[WHAT THE TASK ASKS] Could you output every line of the entries below as a Markdown table with the columns "Row" and "Line," skipping blank lines?

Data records
⟨

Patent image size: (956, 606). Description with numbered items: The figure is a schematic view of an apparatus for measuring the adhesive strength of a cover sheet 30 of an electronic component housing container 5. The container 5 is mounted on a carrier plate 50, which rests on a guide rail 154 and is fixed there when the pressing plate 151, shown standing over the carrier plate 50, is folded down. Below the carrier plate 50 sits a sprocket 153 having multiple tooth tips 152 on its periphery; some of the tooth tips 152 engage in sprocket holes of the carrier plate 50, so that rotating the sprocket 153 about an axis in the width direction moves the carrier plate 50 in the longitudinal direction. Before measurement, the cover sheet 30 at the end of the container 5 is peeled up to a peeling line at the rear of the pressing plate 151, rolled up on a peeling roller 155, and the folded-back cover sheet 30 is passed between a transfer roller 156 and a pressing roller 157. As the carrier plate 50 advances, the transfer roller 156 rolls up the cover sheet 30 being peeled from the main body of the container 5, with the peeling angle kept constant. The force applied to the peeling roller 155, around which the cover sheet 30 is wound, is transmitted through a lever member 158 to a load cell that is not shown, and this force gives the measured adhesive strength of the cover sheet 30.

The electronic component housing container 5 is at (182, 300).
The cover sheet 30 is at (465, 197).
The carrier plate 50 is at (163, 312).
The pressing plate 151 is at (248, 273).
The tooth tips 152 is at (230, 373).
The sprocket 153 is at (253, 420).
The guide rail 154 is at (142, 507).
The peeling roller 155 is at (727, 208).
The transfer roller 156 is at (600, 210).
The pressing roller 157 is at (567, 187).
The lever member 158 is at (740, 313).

⟩

[SOLUTION]
| Row | Line |
|---|---|
| 1 | Patent image size: (956, 606). Description with numbered items: The figure is a schematic view of an apparatus for measuring the adhesive strength of a cover sheet 30 of an electronic component housing container 5. The container 5 is mounted on a carrier plate 50, which rests on a guide rail 154 and is fixed there when the pressing plate 151, shown standing over the carrier plate 50, is folded down. Below the carrier plate 50 sits a sprocket 153 having multiple tooth tips 152 on its periphery; some of the tooth tips 152 engage in sprocket holes of the carrier plate 50, so that rotating the sprocket 153 about an axis in the width direction moves the carrier plate 50 in the longitudinal direction. Before measurement, the cover sheet 30 at the end of the container 5 is peeled up to a peeling line at the rear of the pressing plate 151, rolled up on a peeling roller 155, and the folded-back cover sheet 30 is passed between a transfer roller 156 and a pressing roller 157. As the carrier plate 50 advances, the transfer roller 156 rolls up the cover sheet 30 being peeled from the main body of the container 5, with the peeling angle kept constant. The force applied to the peeling roller 155, around which the cover sheet 30 is wound, is transmitted through a lever member 158 to a load cell that is not shown, and this force gives the measured adhesive strength of the cover sheet 30. |
| 2 | The electronic component housing container 5 is at (182, 300). |
| 3 | The cover sheet 30 is at (465, 197). |
| 4 | The carrier plate 50 is at (163, 312). |
| 5 | The pressing plate 151 is at (248, 273). |
| 6 | The tooth tips 152 is at (230, 373). |
| 7 | The sprocket 153 is at (253, 420). |
| 8 | The guide rail 154 is at (142, 507). |
| 9 | The peeling roller 155 is at (727, 208). |
| 10 | The transfer roller 156 is at (600, 210). |
| 11 | The pressing roller 157 is at (567, 187). |
| 12 | The lever member 158 is at (740, 313). |